---------- Provided material ----------

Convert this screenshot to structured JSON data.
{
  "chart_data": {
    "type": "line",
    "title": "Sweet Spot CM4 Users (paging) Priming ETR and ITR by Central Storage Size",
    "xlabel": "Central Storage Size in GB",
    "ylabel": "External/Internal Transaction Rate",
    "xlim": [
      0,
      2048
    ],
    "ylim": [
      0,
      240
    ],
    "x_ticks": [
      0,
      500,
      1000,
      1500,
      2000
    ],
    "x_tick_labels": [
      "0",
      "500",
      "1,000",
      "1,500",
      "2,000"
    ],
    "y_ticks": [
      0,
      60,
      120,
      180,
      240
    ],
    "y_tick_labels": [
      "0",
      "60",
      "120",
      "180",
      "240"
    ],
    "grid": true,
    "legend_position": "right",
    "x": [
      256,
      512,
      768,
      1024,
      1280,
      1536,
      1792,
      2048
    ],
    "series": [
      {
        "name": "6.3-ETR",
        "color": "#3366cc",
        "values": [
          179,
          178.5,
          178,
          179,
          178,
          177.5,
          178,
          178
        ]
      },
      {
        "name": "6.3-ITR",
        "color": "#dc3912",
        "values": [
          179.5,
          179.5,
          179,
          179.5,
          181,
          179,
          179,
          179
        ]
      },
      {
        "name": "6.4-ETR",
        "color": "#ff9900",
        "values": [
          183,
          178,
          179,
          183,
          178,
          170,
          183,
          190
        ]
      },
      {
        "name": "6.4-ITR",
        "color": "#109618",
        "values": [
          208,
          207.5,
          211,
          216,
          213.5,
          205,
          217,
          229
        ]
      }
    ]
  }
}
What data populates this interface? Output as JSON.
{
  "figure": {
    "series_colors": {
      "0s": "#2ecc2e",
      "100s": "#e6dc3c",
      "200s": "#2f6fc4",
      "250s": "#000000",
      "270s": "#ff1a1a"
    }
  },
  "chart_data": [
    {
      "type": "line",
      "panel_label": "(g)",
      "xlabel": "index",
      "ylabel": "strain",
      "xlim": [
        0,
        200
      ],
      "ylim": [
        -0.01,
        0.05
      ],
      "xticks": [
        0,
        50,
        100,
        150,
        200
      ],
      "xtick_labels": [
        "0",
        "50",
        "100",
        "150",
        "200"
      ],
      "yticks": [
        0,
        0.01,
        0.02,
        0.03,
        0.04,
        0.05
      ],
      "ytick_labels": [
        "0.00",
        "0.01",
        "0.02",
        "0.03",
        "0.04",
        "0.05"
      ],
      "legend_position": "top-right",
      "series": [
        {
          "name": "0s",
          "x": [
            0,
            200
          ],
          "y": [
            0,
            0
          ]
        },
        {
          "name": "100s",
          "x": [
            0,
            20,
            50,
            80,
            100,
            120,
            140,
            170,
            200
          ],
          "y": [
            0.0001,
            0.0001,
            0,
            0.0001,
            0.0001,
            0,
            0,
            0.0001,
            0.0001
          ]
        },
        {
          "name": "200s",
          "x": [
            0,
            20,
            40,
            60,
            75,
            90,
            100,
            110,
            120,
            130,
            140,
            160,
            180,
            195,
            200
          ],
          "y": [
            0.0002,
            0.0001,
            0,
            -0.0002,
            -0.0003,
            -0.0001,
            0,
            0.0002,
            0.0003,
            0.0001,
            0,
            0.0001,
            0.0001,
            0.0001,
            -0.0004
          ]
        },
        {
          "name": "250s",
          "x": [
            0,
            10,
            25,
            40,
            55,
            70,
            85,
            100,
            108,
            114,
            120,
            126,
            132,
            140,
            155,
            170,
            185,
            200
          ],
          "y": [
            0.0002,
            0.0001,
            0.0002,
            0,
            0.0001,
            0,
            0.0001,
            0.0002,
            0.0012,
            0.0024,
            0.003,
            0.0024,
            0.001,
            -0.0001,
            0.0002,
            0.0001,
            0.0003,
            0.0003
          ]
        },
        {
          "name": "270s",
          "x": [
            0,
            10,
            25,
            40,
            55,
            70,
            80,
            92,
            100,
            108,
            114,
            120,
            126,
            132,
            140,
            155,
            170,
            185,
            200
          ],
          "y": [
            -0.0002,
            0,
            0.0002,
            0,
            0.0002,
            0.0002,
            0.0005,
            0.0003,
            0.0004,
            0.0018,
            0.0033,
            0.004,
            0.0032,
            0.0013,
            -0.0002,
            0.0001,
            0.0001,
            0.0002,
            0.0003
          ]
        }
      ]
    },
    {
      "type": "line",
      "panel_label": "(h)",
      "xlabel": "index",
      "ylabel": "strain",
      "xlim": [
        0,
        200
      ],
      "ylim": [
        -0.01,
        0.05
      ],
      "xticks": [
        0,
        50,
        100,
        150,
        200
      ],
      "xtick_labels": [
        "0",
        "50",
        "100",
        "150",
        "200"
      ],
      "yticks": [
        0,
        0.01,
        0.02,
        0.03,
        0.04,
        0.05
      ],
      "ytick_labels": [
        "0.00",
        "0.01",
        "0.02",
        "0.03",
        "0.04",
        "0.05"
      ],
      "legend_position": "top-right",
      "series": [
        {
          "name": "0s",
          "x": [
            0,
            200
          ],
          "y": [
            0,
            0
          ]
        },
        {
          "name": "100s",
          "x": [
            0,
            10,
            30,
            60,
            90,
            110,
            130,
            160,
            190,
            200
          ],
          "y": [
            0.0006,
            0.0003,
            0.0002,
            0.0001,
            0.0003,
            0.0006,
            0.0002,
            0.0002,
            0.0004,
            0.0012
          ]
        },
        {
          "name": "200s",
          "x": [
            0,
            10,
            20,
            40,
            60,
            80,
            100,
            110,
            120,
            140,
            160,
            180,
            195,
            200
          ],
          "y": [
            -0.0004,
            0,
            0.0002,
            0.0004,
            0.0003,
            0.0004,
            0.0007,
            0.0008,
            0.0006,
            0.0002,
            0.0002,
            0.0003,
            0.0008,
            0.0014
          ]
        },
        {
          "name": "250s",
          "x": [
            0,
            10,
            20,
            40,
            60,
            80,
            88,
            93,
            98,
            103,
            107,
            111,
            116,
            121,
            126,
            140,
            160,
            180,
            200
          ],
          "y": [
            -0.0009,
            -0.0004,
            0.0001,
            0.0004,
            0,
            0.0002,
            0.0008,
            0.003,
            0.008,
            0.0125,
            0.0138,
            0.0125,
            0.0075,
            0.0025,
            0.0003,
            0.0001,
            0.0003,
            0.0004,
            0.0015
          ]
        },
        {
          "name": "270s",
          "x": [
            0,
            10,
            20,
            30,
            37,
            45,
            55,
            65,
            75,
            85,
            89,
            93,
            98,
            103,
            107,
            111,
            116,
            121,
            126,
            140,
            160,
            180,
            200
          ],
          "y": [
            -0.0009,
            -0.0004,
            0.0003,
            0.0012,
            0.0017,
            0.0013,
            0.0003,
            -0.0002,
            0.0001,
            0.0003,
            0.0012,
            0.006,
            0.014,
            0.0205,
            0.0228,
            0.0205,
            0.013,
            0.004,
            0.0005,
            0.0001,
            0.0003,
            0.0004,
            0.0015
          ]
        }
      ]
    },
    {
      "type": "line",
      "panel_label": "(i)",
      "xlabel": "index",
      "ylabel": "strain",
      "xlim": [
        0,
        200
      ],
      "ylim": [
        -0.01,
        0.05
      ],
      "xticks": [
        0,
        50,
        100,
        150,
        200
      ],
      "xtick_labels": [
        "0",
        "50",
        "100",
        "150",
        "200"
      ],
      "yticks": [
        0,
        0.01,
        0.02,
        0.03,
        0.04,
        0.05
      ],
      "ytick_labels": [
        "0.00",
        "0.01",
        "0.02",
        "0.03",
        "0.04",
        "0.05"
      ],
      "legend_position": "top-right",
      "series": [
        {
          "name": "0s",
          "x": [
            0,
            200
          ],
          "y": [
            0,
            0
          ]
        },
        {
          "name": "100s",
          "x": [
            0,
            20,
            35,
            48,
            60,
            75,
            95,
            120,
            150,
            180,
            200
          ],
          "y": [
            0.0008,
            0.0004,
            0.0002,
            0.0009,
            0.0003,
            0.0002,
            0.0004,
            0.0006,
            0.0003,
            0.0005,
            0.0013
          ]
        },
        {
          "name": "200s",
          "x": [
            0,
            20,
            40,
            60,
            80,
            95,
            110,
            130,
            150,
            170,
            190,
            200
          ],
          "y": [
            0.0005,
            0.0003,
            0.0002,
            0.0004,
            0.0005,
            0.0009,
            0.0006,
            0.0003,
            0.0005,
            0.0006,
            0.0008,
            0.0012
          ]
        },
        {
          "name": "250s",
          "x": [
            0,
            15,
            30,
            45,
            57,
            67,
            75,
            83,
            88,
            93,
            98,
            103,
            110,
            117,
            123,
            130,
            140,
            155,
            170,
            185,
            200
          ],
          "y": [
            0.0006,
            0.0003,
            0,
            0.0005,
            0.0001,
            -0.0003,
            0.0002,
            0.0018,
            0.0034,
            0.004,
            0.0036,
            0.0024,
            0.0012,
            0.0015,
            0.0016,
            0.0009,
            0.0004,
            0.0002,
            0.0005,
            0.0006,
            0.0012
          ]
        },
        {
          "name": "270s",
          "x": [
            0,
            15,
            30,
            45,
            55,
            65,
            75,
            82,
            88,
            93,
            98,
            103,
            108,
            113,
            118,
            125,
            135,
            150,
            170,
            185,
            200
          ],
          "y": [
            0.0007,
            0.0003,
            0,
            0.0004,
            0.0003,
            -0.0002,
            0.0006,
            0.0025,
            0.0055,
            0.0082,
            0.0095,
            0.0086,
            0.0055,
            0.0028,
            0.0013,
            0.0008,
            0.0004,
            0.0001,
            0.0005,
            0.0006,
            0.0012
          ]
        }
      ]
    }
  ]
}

----------

● **Aim**:
Report every line in the data above in which the word "Storage" appears.

● **Solved problem**:
    "title": "Sweet Spot CM4 Users (paging) Priming ETR and ITR by Central Storage Size",
    "xlabel": "Central Storage Size in GB",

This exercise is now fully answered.